Texto proporcionado:
---
Corrimos con la idea de no encontrar nada. Pero llegamos a ese descampado y la realidad nos golpeó la cara: era cierto. Vimos que el helicóptero estaba en el suelo, con su cola rota, la hélice destrozada y los asientos desparramados a su alrededor. Entendimos que ese grito de un joven vallisto que pasaba por la vereda anunciado la caída de la nave, era certero. Y que el gobernador Gioja y los funcionarios que lo acompañaban habían sufrido el accidente.

“Cómo se descompuso el día. Miren el viento que se levantó”, nos dijo Federico Levato, el fotógrafo del diario que había viajado conmigo a Valle Fértil. Después, se cortó la luz del restaurante en el que estábamos. Inmediatamente, el encargado de Ceremonial del Gobierno habló desde la puerta: “Muchachos, ¿escucharon los dos estallidos? Después, pasaron los Bomberos y la Policía, ¿eh?”, nos advirtió a los periodistas que estábamos empezando a comer una ensalada de frutas. Levato salió a la vereda. Lo seguí, no me podía quedar con la duda. Junto a algunos integrantes del grupo de prensa que rodea al Gobernador mirábamos en vano hacia el Norte. Fue cuando sonó uno de los teléfonos y quien respondió se alertó. Sus palabras de desesperación se mezclaron con las de un chico que corría diciendo “el helicóptero se cayó” y marcó el inicio de las corridas.
---
Datos mostrados:
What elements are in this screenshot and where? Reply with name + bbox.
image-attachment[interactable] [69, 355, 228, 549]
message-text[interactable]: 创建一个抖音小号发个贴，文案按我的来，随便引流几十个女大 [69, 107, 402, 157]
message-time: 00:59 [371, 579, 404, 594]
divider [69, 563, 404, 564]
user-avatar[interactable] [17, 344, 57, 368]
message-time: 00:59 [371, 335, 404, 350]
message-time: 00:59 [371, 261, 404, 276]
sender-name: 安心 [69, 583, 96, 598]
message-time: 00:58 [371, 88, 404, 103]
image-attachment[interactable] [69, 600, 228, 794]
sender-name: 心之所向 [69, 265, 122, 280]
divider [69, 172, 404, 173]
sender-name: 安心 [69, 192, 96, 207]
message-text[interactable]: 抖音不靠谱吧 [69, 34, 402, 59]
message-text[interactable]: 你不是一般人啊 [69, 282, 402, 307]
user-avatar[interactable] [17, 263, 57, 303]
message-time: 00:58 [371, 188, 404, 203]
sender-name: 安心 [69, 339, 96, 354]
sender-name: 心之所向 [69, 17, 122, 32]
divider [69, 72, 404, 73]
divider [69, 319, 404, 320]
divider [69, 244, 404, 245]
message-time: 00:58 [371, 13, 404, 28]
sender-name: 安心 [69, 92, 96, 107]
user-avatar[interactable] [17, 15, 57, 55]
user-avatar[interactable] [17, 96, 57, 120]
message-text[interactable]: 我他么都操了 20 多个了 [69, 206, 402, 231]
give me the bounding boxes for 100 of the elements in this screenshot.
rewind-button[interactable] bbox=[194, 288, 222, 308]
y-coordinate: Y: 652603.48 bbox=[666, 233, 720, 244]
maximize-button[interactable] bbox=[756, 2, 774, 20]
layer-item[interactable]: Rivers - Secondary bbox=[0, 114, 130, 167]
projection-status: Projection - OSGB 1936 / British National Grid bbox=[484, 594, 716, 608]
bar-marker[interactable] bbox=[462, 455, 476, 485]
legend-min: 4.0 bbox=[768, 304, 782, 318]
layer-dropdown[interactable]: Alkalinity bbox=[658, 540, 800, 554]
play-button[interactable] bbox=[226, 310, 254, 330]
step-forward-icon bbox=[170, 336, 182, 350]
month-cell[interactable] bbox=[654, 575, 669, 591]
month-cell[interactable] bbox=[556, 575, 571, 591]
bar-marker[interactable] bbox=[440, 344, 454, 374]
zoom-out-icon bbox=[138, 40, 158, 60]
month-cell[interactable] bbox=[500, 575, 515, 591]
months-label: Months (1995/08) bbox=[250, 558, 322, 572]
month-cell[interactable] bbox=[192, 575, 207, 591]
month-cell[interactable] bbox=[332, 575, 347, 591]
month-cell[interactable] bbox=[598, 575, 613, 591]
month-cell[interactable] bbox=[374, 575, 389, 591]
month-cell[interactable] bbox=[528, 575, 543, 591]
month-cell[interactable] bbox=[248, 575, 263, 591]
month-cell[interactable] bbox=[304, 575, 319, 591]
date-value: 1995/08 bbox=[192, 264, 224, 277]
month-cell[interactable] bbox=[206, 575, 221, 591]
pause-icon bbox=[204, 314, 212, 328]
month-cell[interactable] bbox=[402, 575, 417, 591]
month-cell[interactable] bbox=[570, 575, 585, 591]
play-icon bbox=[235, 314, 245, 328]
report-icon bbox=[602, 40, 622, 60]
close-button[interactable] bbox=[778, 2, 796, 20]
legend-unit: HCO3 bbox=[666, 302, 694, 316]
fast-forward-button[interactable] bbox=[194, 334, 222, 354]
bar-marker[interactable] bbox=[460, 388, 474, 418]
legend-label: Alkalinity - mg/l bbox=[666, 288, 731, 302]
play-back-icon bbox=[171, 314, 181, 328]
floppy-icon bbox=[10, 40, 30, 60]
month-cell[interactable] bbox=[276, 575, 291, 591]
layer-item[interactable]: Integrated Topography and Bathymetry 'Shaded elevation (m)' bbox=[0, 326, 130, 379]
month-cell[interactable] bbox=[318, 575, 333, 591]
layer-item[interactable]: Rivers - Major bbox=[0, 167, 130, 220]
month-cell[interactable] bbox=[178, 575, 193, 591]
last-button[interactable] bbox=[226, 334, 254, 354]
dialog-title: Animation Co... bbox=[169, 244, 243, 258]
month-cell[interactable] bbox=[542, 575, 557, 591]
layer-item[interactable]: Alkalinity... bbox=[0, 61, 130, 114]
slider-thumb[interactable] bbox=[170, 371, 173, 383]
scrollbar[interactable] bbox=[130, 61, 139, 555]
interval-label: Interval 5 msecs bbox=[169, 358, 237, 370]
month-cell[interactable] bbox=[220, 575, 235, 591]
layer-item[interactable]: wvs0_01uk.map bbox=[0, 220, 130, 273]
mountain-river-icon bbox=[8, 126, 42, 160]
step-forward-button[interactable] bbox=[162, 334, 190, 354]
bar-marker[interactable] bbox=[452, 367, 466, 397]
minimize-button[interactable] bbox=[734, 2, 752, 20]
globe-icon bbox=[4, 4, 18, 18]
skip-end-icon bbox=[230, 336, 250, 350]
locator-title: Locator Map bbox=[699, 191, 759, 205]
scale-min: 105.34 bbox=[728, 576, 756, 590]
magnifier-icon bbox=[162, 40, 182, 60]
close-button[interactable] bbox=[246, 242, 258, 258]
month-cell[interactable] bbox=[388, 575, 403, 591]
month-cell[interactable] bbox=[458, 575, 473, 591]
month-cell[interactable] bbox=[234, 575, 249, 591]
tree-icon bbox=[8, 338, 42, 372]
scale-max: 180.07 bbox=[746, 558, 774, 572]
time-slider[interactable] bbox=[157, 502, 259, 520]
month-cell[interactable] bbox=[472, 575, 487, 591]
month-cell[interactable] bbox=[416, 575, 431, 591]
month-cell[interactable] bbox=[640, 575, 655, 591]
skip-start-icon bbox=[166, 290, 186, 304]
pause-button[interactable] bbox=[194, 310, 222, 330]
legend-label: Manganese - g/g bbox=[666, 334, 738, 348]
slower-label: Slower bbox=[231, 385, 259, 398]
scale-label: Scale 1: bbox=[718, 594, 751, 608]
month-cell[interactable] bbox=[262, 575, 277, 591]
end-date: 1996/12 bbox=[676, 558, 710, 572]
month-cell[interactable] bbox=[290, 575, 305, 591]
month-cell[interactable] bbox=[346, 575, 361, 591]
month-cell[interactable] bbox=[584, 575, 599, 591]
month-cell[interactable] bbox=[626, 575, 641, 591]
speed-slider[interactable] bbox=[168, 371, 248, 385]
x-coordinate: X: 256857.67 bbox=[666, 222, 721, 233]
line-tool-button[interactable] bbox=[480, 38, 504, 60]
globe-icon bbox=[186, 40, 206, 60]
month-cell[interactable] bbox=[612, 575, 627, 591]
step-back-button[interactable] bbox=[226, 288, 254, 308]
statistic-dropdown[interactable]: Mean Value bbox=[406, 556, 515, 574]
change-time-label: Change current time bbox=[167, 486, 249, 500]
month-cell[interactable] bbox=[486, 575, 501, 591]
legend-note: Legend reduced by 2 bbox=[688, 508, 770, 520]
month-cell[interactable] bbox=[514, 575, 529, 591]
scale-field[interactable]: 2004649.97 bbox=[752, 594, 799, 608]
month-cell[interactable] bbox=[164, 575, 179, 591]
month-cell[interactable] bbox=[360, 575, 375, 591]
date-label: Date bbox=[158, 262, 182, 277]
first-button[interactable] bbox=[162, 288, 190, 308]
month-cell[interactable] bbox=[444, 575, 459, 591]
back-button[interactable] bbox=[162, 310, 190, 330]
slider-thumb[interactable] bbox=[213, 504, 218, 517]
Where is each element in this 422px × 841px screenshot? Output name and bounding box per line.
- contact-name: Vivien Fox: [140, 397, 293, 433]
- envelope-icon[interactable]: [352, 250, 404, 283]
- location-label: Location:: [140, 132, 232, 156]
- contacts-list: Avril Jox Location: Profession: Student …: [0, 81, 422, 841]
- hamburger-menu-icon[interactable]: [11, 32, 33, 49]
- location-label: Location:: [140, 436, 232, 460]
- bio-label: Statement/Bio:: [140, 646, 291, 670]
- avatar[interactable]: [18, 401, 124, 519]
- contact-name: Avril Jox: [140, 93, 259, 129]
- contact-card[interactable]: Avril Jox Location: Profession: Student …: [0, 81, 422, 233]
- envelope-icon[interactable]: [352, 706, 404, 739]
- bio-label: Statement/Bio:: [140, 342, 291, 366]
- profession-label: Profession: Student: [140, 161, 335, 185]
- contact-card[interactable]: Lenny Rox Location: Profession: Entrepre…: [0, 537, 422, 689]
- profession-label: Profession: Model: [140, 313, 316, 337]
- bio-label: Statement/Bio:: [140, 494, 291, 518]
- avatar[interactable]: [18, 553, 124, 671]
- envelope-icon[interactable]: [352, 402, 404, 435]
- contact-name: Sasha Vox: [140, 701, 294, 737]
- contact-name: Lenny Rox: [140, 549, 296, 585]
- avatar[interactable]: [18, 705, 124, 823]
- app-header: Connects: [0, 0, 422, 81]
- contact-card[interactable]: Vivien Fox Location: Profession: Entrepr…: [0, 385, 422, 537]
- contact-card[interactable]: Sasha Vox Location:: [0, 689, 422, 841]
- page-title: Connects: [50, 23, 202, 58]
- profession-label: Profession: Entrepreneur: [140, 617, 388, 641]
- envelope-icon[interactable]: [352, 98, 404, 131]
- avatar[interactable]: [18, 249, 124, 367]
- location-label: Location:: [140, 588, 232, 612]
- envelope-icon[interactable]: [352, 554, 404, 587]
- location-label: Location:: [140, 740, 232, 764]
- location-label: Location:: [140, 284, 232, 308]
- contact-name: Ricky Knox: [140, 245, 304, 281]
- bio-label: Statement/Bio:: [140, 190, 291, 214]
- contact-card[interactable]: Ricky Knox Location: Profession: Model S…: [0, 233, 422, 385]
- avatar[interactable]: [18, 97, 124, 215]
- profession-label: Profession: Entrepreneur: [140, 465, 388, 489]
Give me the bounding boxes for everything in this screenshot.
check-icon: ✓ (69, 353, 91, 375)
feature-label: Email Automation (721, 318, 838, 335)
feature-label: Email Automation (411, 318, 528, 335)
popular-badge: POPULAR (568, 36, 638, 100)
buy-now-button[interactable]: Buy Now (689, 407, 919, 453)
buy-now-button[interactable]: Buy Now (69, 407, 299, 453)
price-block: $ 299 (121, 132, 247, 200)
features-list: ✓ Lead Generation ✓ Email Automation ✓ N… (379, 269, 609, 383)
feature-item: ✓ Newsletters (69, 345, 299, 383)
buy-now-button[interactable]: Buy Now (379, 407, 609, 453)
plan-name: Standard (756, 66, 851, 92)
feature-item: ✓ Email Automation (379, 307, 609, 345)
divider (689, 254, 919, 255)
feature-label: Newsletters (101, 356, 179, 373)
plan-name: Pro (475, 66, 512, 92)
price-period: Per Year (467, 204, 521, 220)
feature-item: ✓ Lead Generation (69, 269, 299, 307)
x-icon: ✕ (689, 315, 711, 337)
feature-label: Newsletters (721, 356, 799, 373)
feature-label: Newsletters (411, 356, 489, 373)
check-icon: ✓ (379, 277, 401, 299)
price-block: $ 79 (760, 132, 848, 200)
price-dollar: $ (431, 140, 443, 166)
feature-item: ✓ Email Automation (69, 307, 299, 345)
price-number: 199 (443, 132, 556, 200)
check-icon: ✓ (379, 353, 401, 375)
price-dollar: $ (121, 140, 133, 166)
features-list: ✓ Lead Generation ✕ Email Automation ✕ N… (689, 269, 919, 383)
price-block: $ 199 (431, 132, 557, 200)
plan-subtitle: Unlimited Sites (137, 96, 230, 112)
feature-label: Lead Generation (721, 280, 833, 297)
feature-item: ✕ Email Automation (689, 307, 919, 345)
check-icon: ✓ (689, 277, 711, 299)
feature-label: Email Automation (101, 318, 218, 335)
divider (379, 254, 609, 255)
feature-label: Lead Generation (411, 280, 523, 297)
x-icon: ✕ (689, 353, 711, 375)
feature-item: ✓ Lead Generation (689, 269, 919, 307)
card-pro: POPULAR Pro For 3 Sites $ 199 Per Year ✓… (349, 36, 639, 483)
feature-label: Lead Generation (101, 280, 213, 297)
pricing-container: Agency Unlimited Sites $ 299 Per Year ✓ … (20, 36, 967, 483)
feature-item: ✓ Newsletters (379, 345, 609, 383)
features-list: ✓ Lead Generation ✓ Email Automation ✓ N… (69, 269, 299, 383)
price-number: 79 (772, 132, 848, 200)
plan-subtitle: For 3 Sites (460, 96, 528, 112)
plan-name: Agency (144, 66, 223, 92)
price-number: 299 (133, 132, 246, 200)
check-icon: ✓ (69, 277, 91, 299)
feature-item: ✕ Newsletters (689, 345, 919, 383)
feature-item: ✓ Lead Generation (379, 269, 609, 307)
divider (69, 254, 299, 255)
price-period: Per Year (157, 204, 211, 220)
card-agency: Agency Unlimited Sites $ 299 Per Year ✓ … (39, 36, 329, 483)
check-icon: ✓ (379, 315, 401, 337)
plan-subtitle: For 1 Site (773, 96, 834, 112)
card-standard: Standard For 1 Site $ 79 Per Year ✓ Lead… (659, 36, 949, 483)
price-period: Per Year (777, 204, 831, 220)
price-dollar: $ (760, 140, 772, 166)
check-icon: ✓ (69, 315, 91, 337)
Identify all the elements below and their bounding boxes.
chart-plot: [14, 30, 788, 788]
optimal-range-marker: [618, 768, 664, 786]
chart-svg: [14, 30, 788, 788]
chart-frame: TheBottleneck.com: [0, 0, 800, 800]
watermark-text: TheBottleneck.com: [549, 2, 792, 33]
---
Requisitos de tareas:
(1) Según el relato sobre la caída del helicóptero, ¿cómo se llama el fotógrafo del diario que viajó a Valle Fértil?
(2) Por favor, copia del relato sobre la caída del helicóptero el fragmento que comienza en "Corrimos con la" y termina en "sufrido el accidente.".
(3) Prosigue el relato sobre la caída del helicóptero desde su última oración.
Las entradas provienen de otra fuente.

Conjunto de respuestas:
(1) Federico Levato.

(2)
Corrimos con la idea de no encontrar nada. Pero llegamos a ese descampado y la realidad nos golpeó la cara: era cierto. Vimos que el helicóptero estaba en el suelo, con su cola rota, la hélice destrozada y los asientos desparramados a su alrededor. Entendimos que ese grito de un joven vallisto que pasaba por la vereda anunciado la caída de la nave, era certero. Y que el gobernador Gioja y los funcionarios que lo acompañaban habían sufrido el accidente.

(3)
Buscamos nuestros bolsos gritando la noticia a los colegas, entre quienes estaba Luis Márquez, vocero del Gobernador. Él salió y lo seguimos. Sin preguntas, sin mirarnos, subimos a su camioneta, en la que además iban el camarógrafo y el fotógrafo oficial y el periodista de un medio digital. Me movía rápido, pero estaba segura de que no era cierto, de que tenía que ir sólo para corroborar que no había pasado nada. Sin embargo, mi respiración acelerada predecía lo ocurrido. Mientras recorríamos las 4 cuadras hasta el lugar le pregunté a Márquez quiénes iban en el helicóptero y me los nombró uno por uno. El resto estaba en silencio, inmóvil, pálido. Sólo el fotógrafo se movía. Lo miré, no entendía qué hacía en ese momento, estaba concentrado cambiando la tarjeta de memoria de su cámara.

La cinta que cortaba la calle fue la primera señal, pero aún estaba incrédula. Corrimos una vez más, doblamos y vimos los fierros rojos y blancos retorcidos en el suelo. Tuve que hacer un esfuerzo para dejar las manos quietas, agarrar mi teléfono y llamar a alguien de la redacción del diario. Dije: “Se cayó, se cayó”. Hasta que logré tomar aire, centrarme y comenzar mi relato. Alrededor, había gente que corría y gritaba, otros que observaban y un puñado de periodistas que hacían lo mismo que yo.

Volví a quedar en silencio cuando vi a Margarita Ferrá. Esa mujer, correcta, sonriente y coqueta estaba tendida sobre una madera, con su remera levantada. La llevaban a una camioneta con un collarín, que cayó al suelo y nadie se detuvo a levantar.

Tras el traslado del piloto todos marchamos al hospital. Allí sólo quedaron los policías y bomberos, al lado del helicóptero que estaba en el suelo, con su cola rota, las hélices destrozadas y los asientos desparramados a su alrededor.